_CHALLENGE_: In the records below, reproduce verbatim the lines beginning with the one containing "chevron-right-icon <box>1024 385" and ending with the one containing "filter-mode-value: 종목 <box>186", with both of those lines included.

_PROVIDED RECORDS_:

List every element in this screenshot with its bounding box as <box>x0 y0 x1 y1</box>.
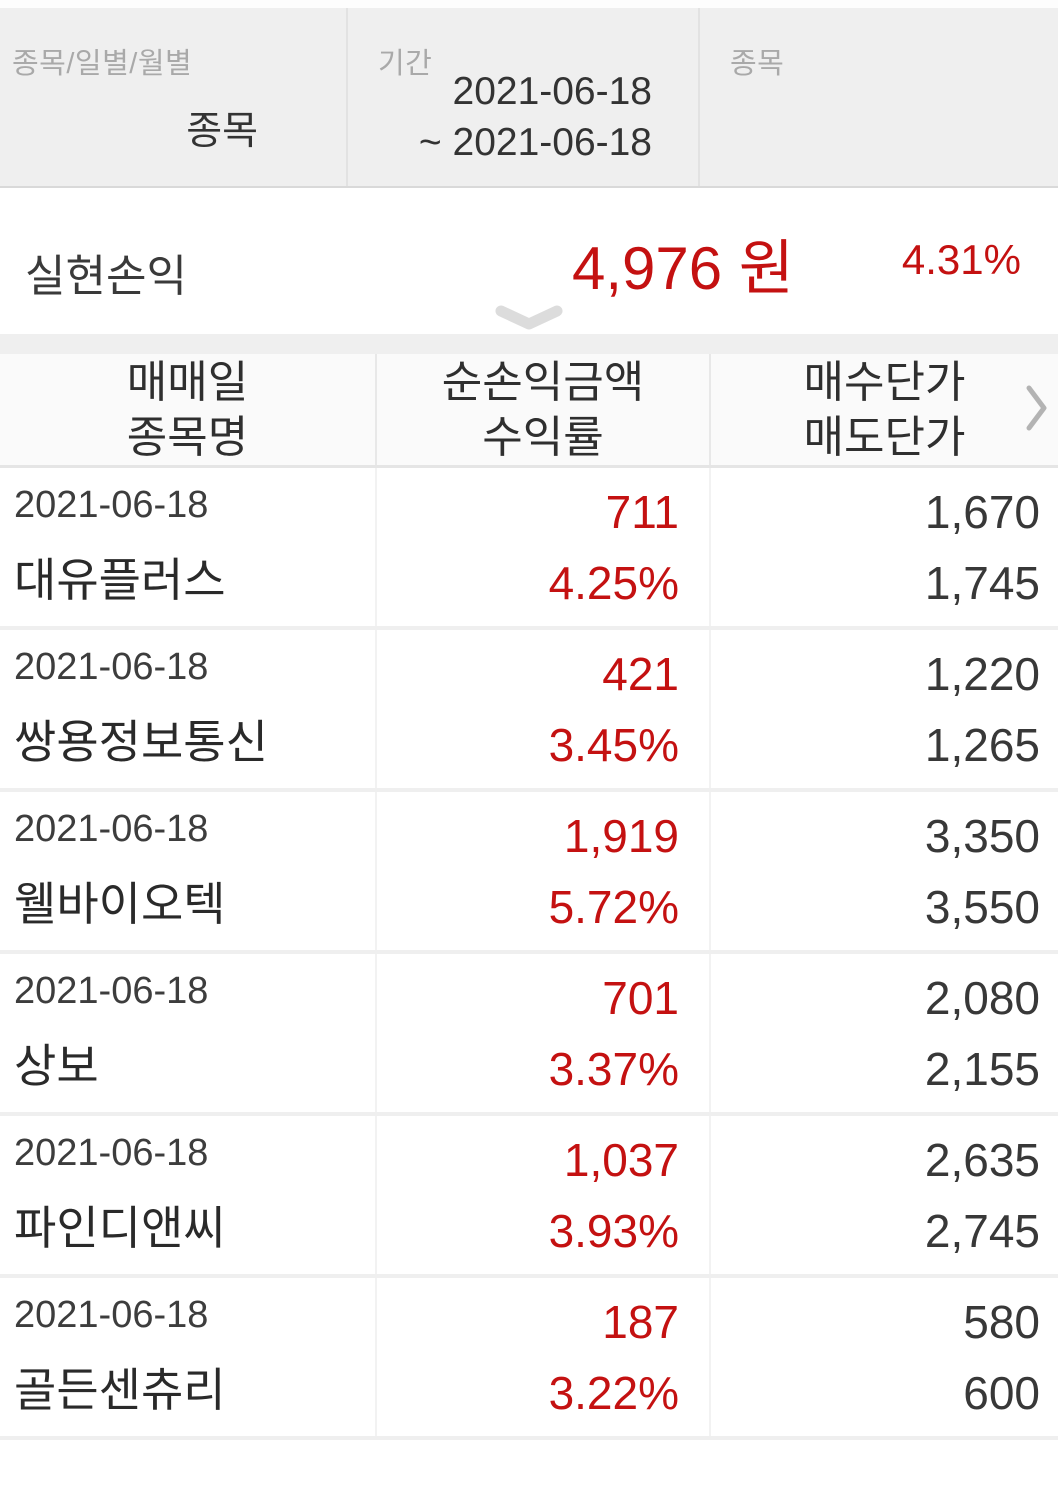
chevron-right-icon <box>1024 385 1050 437</box>
trade-row[interactable]: 2021-06-18 웰바이오텍 1,919 5.72% 3,350 3,550 <box>0 792 1058 954</box>
buy-price-value: 2,080 <box>924 971 1040 1024</box>
trade-date: 2021-06-18 <box>14 1294 209 1336</box>
trade-date-name-cell: 2021-06-18 상보 <box>0 954 375 1112</box>
trade-date-name-cell: 2021-06-18 쌍용정보통신 <box>0 630 375 788</box>
stock-name: 쌍용정보통신 <box>14 716 268 768</box>
column-header-date-name: 매매일 종목명 <box>0 354 375 465</box>
filter-mode-value: 종목 <box>186 110 258 153</box>
return-rate-value: 3.45% <box>548 718 679 771</box>
buy-price-value: 580 <box>963 1295 1040 1348</box>
buy-sell-cell: 2,080 2,155 <box>709 954 1058 1112</box>
column-header-buy-sell: 매수단가 매도단가 <box>709 354 1058 465</box>
return-rate-value: 3.22% <box>548 1366 679 1419</box>
buy-price-value: 1,220 <box>924 647 1040 700</box>
period-date-from: 2021-06-18 <box>452 70 653 113</box>
profit-return-cell: 421 3.45% <box>375 630 709 788</box>
stock-name: 웰바이오텍 <box>14 878 226 930</box>
filter-stock-selector[interactable]: 종목 <box>698 8 1058 186</box>
trade-date: 2021-06-18 <box>14 646 209 688</box>
trade-row[interactable]: 2021-06-18 대유플러스 711 4.25% 1,670 1,745 <box>0 468 1058 630</box>
trade-date: 2021-06-18 <box>14 970 209 1012</box>
realized-profit-percent: 4.31% <box>901 236 1021 283</box>
collapse-summary-button[interactable] <box>493 304 565 334</box>
net-profit-value: 187 <box>602 1295 679 1348</box>
trade-row[interactable]: 2021-06-18 상보 701 3.37% 2,080 2,155 <box>0 954 1058 1116</box>
filter-stock-label: 종목 <box>730 48 785 80</box>
trade-row[interactable]: 2021-06-18 골든센츄리 187 3.22% 580 600 <box>0 1278 1058 1440</box>
buy-sell-cell: 1,220 1,265 <box>709 630 1058 788</box>
net-profit-value: 701 <box>602 971 679 1024</box>
sell-price-value: 1,745 <box>924 556 1040 609</box>
trade-date: 2021-06-18 <box>14 1132 209 1174</box>
trade-list: 2021-06-18 대유플러스 711 4.25% 1,670 1,745 2… <box>0 468 1058 1440</box>
header-sell-price: 매도단가 <box>803 412 966 462</box>
filter-period-label: 기간 <box>378 48 433 80</box>
sell-price-value: 2,155 <box>924 1042 1040 1095</box>
filter-mode-selector[interactable]: 종목/일별/월별 종목 <box>0 8 346 186</box>
header-buy-price: 매수단가 <box>803 357 966 407</box>
filter-period-selector[interactable]: 기간 2021-06-18 ~ 2021-06-18 <box>346 8 698 186</box>
period-date-to: ~ 2021-06-18 <box>418 121 652 164</box>
profit-return-cell: 1,037 3.93% <box>375 1116 709 1274</box>
header-trade-date: 매매일 <box>126 357 249 407</box>
header-return-rate: 수익률 <box>482 412 604 462</box>
return-rate-value: 4.25% <box>548 556 679 609</box>
buy-sell-cell: 580 600 <box>709 1278 1058 1436</box>
header-net-profit: 순손익금액 <box>441 357 645 407</box>
filter-mode-label: 종목/일별/월별 <box>12 48 193 80</box>
buy-price-value: 1,670 <box>924 485 1040 538</box>
profit-return-cell: 701 3.37% <box>375 954 709 1112</box>
trade-row[interactable]: 2021-06-18 쌍용정보통신 421 3.45% 1,220 1,265 <box>0 630 1058 792</box>
realized-profit-summary: 실현손익 4,976 원 4.31% <box>0 188 1058 334</box>
return-rate-value: 3.37% <box>548 1042 679 1095</box>
buy-price-value: 2,635 <box>924 1133 1040 1186</box>
filter-bar: 종목/일별/월별 종목 기간 2021-06-18 ~ 2021-06-18 종… <box>0 8 1058 188</box>
net-profit-value: 421 <box>602 647 679 700</box>
sell-price-value: 3,550 <box>924 880 1040 933</box>
trade-date: 2021-06-18 <box>14 808 209 850</box>
profit-return-cell: 1,919 5.72% <box>375 792 709 950</box>
trade-date-name-cell: 2021-06-18 파인디앤씨 <box>0 1116 375 1274</box>
profit-return-cell: 187 3.22% <box>375 1278 709 1436</box>
sell-price-value: 1,265 <box>924 718 1040 771</box>
top-strip <box>0 0 1058 8</box>
buy-sell-cell: 1,670 1,745 <box>709 468 1058 626</box>
table-header: 매매일 종목명 순손익금액 수익률 매수단가 매도단가 <box>0 354 1058 468</box>
stock-name: 대유플러스 <box>14 554 226 606</box>
buy-sell-cell: 2,635 2,745 <box>709 1116 1058 1274</box>
stock-name: 파인디앤씨 <box>14 1202 226 1254</box>
buy-price-value: 3,350 <box>924 809 1040 862</box>
trade-date-name-cell: 2021-06-18 골든센츄리 <box>0 1278 375 1436</box>
net-profit-value: 711 <box>605 485 679 538</box>
trade-date: 2021-06-18 <box>14 484 209 526</box>
trade-date-name-cell: 2021-06-18 웰바이오텍 <box>0 792 375 950</box>
sell-price-value: 600 <box>963 1366 1040 1419</box>
net-profit-value: 1,037 <box>563 1133 679 1186</box>
chevron-down-icon <box>493 305 565 334</box>
scroll-columns-button[interactable] <box>1020 382 1054 438</box>
stock-name: 상보 <box>14 1040 99 1092</box>
return-rate-value: 3.93% <box>548 1204 679 1257</box>
realized-profit-label: 실현손익 <box>25 252 187 301</box>
profit-return-cell: 711 4.25% <box>375 468 709 626</box>
trade-date-name-cell: 2021-06-18 대유플러스 <box>0 468 375 626</box>
net-profit-value: 1,919 <box>563 809 679 862</box>
return-rate-value: 5.72% <box>548 880 679 933</box>
trade-row[interactable]: 2021-06-18 파인디앤씨 1,037 3.93% 2,635 2,745 <box>0 1116 1058 1278</box>
realized-profit-amount: 4,976 원 <box>571 235 794 302</box>
stock-name: 골든센츄리 <box>14 1364 226 1416</box>
header-stock-name: 종목명 <box>126 412 249 462</box>
sell-price-value: 2,745 <box>924 1204 1040 1257</box>
section-divider <box>0 334 1058 354</box>
buy-sell-cell: 3,350 3,550 <box>709 792 1058 950</box>
column-header-profit-return: 순손익금액 수익률 <box>375 354 709 465</box>
filter-period-value: 2021-06-18 ~ 2021-06-18 <box>419 66 652 168</box>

_FULL OUTPUT_:
chevron-right-icon <box>1024 385 1050 437</box>
trade-row[interactable]: 2021-06-18 웰바이오텍 1,919 5.72% 3,350 3,550 <box>0 792 1058 954</box>
buy-price-value: 2,080 <box>924 971 1040 1024</box>
trade-date: 2021-06-18 <box>14 1294 209 1336</box>
trade-date-name-cell: 2021-06-18 상보 <box>0 954 375 1112</box>
trade-date-name-cell: 2021-06-18 쌍용정보통신 <box>0 630 375 788</box>
stock-name: 쌍용정보통신 <box>14 716 268 768</box>
column-header-date-name: 매매일 종목명 <box>0 354 375 465</box>
filter-mode-value: 종목 <box>186 110 258 153</box>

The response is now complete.